(GIVEN REQUEST) Reproduce every line in the listing that contains the word "стратегию".

# start of DATA TO PROCESS

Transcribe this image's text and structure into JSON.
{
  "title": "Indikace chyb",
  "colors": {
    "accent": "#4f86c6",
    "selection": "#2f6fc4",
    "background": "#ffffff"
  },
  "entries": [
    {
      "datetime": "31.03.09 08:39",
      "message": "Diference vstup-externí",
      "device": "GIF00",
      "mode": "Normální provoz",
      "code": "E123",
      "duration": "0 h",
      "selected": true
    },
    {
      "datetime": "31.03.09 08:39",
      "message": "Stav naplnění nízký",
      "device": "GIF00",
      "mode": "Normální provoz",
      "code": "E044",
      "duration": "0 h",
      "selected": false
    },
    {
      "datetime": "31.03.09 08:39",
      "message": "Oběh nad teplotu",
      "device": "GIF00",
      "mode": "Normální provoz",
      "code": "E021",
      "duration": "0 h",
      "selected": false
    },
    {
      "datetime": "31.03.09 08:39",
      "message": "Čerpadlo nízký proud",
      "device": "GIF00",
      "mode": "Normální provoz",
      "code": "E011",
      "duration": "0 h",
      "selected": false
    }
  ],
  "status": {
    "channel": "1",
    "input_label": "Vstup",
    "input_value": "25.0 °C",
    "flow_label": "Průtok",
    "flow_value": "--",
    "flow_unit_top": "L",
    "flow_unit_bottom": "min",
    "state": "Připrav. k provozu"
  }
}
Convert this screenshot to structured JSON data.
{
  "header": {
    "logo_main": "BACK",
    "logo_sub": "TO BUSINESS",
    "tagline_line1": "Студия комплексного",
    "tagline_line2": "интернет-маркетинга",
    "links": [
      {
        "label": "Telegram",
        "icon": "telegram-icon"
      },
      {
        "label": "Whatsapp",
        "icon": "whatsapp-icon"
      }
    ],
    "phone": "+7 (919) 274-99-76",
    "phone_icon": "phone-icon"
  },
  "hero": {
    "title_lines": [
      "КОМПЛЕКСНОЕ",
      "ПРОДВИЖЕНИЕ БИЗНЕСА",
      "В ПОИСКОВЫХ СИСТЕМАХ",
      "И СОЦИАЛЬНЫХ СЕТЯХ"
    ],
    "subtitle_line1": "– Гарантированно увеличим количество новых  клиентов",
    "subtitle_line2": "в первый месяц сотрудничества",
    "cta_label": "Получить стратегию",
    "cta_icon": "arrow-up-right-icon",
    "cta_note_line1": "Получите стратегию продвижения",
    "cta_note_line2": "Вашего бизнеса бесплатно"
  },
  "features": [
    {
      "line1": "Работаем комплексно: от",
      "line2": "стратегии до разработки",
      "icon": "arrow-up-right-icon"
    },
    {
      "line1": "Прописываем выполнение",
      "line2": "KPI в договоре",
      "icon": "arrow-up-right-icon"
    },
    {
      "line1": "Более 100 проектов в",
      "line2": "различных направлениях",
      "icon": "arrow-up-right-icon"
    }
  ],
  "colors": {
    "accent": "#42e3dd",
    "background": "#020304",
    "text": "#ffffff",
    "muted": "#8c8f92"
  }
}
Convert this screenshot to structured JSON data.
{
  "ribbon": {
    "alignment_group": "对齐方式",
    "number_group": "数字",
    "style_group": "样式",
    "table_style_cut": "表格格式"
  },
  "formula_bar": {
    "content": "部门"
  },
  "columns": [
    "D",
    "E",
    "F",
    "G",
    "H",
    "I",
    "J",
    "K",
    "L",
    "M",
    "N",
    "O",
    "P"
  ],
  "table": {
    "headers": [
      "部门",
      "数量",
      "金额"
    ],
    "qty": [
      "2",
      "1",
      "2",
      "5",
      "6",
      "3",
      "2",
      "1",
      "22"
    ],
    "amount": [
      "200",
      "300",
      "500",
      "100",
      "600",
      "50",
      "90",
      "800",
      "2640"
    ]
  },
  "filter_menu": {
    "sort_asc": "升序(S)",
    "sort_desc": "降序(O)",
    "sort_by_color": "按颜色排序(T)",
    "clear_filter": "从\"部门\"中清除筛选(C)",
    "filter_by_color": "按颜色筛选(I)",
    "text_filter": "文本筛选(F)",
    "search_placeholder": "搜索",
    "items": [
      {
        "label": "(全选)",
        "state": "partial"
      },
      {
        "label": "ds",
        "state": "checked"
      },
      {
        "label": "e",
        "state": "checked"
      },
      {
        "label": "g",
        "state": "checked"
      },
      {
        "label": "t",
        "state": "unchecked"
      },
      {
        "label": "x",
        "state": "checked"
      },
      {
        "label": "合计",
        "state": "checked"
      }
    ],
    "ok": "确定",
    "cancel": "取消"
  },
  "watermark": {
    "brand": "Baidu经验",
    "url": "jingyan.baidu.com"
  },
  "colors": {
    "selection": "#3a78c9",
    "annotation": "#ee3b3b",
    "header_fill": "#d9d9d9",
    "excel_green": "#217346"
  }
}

# end of DATA TO PROCESS

(THE RESULT)
    "cta_label": "Получить стратегию",
    "cta_note_line1": "Получите стратегию продвижения",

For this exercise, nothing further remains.